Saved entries

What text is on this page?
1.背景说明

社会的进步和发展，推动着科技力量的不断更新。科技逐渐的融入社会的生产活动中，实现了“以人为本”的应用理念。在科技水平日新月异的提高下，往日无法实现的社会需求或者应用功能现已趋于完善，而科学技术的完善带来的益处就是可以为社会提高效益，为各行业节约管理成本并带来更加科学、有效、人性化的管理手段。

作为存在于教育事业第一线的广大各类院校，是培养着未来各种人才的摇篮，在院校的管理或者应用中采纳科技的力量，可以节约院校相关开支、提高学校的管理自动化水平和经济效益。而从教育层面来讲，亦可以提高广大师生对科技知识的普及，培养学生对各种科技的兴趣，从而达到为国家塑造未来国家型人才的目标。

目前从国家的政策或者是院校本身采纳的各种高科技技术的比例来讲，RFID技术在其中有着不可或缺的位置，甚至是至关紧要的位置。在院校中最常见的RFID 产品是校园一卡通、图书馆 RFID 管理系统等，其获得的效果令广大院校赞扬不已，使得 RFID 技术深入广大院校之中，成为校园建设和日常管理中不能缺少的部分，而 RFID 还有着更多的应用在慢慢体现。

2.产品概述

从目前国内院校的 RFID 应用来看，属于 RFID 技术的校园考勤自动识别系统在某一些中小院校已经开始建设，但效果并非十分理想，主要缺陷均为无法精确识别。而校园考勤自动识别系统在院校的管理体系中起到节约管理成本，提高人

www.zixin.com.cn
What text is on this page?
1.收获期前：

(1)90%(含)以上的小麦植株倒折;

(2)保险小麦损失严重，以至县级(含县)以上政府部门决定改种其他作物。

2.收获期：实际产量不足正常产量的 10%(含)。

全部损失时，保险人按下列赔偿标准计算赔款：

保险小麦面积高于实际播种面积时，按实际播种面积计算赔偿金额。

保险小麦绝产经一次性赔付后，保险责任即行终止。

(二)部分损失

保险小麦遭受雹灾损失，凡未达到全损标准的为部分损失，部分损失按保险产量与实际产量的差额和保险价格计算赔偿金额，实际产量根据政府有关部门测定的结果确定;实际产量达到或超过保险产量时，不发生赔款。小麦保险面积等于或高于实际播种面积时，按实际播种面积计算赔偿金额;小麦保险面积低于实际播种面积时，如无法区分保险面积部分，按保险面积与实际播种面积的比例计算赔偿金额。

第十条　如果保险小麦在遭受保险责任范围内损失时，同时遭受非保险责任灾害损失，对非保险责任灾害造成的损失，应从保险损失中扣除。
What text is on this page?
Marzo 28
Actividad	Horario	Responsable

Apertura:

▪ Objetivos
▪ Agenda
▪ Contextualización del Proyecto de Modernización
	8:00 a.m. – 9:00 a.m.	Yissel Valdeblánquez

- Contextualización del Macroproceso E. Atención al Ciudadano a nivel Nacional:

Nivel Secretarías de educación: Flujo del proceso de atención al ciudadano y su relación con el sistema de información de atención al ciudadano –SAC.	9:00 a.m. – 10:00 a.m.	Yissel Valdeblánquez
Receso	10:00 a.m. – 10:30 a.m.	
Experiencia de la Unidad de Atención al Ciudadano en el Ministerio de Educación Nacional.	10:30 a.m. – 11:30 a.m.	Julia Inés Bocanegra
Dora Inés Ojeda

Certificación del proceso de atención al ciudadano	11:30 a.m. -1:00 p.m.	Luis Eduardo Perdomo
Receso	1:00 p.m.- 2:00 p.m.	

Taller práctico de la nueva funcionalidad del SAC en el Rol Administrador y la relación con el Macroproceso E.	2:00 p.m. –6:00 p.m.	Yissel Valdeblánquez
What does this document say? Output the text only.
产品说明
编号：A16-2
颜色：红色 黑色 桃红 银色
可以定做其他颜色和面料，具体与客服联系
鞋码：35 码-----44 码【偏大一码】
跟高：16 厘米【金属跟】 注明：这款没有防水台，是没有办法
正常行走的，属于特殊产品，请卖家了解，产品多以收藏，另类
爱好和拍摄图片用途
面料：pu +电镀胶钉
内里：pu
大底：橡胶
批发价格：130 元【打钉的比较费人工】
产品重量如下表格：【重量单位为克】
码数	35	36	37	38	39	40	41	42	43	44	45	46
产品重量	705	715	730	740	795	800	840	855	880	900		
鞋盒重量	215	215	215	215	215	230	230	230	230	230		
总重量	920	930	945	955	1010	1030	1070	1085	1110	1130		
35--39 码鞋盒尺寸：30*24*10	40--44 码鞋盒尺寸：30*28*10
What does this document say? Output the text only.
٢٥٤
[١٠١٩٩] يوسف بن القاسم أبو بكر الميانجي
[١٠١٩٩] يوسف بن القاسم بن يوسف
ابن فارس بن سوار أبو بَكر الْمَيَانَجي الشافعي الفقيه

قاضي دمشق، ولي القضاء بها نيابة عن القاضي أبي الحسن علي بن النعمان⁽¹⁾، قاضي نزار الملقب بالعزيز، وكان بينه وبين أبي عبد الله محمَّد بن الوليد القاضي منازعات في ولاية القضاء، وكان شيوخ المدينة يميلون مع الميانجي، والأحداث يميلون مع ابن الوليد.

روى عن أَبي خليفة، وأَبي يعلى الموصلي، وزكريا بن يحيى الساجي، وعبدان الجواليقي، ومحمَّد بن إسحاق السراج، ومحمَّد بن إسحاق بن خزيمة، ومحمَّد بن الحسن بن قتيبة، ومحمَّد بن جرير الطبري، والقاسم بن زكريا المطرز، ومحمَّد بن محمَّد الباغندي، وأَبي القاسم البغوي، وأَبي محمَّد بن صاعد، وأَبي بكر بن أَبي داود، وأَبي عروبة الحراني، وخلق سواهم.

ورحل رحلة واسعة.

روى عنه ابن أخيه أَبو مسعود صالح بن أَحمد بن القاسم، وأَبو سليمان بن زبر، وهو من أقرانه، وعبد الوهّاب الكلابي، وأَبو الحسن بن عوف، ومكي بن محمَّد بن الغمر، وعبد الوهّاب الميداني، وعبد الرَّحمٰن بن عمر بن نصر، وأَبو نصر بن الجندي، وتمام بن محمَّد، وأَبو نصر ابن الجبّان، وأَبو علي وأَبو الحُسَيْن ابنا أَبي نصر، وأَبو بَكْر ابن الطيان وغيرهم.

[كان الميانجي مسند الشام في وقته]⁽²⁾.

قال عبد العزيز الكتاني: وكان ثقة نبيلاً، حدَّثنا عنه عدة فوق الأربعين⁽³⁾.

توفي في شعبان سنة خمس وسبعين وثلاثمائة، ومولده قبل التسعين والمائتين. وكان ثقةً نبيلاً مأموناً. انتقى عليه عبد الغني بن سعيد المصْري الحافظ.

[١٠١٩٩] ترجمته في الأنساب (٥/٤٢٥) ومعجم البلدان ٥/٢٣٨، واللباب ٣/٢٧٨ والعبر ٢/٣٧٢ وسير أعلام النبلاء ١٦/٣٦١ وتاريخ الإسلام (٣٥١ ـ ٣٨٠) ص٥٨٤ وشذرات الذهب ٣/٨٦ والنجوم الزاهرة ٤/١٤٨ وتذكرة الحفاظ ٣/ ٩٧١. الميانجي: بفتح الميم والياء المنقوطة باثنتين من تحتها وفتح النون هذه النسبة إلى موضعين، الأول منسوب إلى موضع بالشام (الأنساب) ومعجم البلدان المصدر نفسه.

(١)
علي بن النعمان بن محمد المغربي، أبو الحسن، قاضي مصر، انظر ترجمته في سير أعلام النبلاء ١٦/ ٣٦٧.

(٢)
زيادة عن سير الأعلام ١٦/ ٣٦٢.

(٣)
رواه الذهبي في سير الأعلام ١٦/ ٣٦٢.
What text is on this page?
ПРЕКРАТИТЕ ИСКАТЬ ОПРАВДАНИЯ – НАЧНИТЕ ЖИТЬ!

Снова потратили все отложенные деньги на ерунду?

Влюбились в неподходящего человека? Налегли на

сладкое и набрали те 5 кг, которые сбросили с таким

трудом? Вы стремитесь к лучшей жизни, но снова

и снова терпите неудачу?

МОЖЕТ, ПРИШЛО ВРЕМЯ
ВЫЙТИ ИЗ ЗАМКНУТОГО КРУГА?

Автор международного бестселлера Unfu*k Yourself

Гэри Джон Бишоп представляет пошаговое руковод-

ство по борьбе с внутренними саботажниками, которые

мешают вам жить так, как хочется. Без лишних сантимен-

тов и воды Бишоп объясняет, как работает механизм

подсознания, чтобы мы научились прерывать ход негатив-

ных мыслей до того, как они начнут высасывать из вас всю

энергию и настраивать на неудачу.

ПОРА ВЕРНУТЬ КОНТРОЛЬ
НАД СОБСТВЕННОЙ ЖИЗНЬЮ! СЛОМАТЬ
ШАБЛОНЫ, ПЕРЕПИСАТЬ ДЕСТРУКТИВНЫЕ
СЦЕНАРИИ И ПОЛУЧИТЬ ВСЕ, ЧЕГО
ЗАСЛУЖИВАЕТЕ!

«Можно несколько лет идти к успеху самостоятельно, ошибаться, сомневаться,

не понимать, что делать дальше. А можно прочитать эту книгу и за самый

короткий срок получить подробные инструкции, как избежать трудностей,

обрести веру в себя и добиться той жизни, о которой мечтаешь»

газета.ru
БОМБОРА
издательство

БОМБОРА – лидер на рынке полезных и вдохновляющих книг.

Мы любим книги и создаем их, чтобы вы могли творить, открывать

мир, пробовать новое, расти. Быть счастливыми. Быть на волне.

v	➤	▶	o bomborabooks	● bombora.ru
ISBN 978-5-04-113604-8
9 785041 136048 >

GIVEN REQUEST -
Looking at the records above, count the lines where the word "неудачу" appears. State only the number.

RESULT OF THIS EXERCISE -
2